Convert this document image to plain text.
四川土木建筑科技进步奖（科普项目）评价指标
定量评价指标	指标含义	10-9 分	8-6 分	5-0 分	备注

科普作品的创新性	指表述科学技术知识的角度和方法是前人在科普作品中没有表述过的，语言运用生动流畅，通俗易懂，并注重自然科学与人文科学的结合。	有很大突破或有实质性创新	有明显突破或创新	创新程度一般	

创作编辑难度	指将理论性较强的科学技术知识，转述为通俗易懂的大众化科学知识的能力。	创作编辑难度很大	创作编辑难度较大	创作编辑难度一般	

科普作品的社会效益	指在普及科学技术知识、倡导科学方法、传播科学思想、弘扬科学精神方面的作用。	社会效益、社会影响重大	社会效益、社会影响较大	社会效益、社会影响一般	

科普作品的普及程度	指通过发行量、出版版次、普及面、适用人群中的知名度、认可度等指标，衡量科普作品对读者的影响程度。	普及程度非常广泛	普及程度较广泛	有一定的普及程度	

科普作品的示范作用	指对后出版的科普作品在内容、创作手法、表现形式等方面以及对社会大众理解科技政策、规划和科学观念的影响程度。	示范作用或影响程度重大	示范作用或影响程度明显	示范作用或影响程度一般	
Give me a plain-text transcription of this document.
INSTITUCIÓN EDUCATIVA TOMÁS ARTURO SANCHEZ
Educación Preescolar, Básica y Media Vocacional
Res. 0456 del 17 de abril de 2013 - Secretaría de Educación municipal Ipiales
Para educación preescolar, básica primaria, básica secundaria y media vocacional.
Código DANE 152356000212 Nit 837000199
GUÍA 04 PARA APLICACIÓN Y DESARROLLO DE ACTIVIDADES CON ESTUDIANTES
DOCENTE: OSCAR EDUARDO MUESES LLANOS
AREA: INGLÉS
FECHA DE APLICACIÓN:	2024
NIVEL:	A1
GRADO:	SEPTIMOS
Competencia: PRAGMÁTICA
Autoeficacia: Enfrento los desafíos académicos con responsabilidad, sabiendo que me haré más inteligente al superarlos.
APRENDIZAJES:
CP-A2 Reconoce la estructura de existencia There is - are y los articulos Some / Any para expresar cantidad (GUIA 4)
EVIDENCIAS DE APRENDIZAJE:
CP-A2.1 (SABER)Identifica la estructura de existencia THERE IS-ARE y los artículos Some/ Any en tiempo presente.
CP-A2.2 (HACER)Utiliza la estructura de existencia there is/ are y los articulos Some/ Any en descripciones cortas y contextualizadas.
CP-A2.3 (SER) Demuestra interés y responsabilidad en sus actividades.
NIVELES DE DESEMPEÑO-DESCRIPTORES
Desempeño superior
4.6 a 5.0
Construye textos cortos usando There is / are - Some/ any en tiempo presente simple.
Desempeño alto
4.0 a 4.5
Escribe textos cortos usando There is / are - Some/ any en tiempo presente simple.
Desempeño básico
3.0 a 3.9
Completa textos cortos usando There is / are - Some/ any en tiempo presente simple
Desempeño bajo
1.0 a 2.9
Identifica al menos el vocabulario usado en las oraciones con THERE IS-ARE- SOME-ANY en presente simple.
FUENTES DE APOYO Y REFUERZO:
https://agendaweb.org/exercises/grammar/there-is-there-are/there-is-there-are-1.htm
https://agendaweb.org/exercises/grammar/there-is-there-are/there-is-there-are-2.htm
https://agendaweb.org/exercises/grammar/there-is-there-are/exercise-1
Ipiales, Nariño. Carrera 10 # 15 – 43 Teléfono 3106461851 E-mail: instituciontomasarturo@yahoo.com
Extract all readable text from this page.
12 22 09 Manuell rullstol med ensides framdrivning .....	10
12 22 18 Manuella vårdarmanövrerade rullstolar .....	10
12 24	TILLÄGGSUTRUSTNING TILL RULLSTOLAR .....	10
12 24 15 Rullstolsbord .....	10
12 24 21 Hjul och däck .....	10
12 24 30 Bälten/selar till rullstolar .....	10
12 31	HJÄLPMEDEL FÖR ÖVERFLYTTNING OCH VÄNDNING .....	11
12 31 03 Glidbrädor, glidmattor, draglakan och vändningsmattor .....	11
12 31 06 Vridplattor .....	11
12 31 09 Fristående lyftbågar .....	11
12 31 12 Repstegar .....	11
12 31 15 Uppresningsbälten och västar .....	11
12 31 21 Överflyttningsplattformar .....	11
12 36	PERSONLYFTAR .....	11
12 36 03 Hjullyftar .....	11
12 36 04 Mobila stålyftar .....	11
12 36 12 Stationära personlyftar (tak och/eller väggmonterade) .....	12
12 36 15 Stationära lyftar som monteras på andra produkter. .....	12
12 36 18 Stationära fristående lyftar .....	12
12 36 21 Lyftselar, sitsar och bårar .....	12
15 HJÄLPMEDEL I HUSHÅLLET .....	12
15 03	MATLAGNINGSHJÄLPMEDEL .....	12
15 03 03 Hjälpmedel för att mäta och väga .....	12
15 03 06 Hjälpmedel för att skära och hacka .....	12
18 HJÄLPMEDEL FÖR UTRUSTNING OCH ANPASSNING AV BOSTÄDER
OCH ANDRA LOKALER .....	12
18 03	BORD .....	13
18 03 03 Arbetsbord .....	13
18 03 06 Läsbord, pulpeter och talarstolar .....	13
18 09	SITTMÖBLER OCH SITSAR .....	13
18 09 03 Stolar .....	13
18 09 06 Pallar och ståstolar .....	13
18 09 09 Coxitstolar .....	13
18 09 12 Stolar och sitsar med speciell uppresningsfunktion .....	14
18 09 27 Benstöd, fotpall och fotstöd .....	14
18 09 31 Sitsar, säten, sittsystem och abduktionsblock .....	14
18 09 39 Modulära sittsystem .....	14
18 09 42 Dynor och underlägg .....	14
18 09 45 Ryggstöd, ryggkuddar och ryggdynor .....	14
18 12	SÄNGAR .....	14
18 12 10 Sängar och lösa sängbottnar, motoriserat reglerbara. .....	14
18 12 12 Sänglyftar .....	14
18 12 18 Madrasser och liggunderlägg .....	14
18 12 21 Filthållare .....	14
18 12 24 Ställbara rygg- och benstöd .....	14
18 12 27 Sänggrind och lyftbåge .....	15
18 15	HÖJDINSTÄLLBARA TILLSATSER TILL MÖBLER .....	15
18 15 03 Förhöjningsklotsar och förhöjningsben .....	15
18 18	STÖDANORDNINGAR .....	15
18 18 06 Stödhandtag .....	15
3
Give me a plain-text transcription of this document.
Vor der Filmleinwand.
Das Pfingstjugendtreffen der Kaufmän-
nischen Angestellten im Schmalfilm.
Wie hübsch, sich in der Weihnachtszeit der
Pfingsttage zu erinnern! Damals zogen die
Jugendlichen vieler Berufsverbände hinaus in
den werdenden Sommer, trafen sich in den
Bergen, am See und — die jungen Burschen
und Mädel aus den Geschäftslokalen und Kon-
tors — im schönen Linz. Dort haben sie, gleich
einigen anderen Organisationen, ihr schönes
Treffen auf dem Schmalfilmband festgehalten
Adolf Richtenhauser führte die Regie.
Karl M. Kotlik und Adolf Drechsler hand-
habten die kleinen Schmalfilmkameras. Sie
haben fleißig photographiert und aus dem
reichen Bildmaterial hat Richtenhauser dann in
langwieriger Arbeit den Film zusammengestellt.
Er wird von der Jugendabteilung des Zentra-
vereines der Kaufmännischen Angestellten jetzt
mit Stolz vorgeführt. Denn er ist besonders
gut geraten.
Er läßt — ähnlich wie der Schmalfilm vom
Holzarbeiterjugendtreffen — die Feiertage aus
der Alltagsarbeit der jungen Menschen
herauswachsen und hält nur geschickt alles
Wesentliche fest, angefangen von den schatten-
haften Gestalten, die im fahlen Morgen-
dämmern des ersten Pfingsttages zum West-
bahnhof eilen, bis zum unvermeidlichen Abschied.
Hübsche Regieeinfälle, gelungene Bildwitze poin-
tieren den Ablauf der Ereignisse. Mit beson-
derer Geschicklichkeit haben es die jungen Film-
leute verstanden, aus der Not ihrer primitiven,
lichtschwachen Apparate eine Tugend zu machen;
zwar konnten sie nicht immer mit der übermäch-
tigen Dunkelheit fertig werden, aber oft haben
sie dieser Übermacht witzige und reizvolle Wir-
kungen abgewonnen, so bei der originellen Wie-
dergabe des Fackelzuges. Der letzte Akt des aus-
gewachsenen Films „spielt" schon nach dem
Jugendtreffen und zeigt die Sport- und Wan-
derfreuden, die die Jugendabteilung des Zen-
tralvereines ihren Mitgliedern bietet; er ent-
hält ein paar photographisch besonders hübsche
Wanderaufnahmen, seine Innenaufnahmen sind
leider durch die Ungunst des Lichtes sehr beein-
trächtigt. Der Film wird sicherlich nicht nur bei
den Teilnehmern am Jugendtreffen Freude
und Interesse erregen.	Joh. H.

-- TO BE DONE --
Look through the data above. Copy every line with the string "textos" in it.

-- CORRECT RESULT --
Construye textos cortos usando There is / are - Some/ any en tiempo presente simple.
Escribe textos cortos usando There is / are - Some/ any en tiempo presente simple.
Completa textos cortos usando There is / are - Some/ any en tiempo presente simple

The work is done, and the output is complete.